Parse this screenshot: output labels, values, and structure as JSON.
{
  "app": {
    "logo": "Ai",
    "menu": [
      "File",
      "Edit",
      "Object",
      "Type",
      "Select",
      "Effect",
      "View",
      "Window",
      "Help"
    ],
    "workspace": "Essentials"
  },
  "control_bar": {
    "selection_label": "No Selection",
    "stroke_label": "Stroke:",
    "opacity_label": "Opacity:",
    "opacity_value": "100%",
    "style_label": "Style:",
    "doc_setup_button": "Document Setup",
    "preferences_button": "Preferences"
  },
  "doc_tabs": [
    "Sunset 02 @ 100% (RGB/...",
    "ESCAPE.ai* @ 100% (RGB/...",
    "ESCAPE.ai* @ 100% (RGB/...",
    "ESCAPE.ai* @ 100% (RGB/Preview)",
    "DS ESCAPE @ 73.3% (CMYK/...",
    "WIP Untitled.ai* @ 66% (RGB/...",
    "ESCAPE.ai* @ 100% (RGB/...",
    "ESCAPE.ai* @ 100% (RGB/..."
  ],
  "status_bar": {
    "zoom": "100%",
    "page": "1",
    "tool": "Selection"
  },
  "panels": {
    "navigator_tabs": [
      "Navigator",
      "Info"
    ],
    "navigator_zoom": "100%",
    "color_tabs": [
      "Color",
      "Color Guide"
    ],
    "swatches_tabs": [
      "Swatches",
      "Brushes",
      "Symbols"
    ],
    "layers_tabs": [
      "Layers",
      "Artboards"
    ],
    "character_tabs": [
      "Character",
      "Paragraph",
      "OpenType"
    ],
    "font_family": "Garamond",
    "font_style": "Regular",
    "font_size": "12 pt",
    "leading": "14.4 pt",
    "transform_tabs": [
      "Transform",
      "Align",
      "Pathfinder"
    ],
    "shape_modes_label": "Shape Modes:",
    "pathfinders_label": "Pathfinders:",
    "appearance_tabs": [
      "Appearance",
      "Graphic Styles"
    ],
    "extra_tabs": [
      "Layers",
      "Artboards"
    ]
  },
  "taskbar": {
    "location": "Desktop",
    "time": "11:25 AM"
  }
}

## Problem
Return all of the data precisely as it appears.

## Output for this exercise
Parse this screenshot: output labels, values, and structure as JSON.
{
  "app": {
    "logo": "Ai",
    "menu": [
      "File",
      "Edit",
      "Object",
      "Type",
      "Select",
      "Effect",
      "View",
      "Window",
      "Help"
    ],
    "workspace": "Essentials"
  },
  "control_bar": {
    "selection_label": "No Selection",
    "stroke_label": "Stroke:",
    "opacity_label": "Opacity:",
    "opacity_value": "100%",
    "style_label": "Style:",
    "doc_setup_button": "Document Setup",
    "preferences_button": "Preferences"
  },
  "doc_tabs": [
    "Sunset 02 @ 100% (RGB/...",
    "ESCAPE.ai* @ 100% (RGB/...",
    "ESCAPE.ai* @ 100% (RGB/...",
    "ESCAPE.ai* @ 100% (RGB/Preview)",
    "DS ESCAPE @ 73.3% (CMYK/...",
    "WIP Untitled.ai* @ 66% (RGB/...",
    "ESCAPE.ai* @ 100% (RGB/...",
    "ESCAPE.ai* @ 100% (RGB/..."
  ],
  "status_bar": {
    "zoom": "100%",
    "page": "1",
    "tool": "Selection"
  },
  "panels": {
    "navigator_tabs": [
      "Navigator",
      "Info"
    ],
    "navigator_zoom": "100%",
    "color_tabs": [
      "Color",
      "Color Guide"
    ],
    "swatches_tabs": [
      "Swatches",
      "Brushes",
      "Symbols"
    ],
    "layers_tabs": [
      "Layers",
      "Artboards"
    ],
    "character_tabs": [
      "Character",
      "Paragraph",
      "OpenType"
    ],
    "font_family": "Garamond",
    "font_style": "Regular",
    "font_size": "12 pt",
    "leading": "14.4 pt",
    "transform_tabs": [
      "Transform",
      "Align",
      "Pathfinder"
    ],
    "shape_modes_label": "Shape Modes:",
    "pathfinders_label": "Pathfinders:",
    "appearance_tabs": [
      "Appearance",
      "Graphic Styles"
    ],
    "extra_tabs": [
      "Layers",
      "Artboards"
    ]
  },
  "taskbar": {
    "location": "Desktop",
    "time": "11:25 AM"
  }
}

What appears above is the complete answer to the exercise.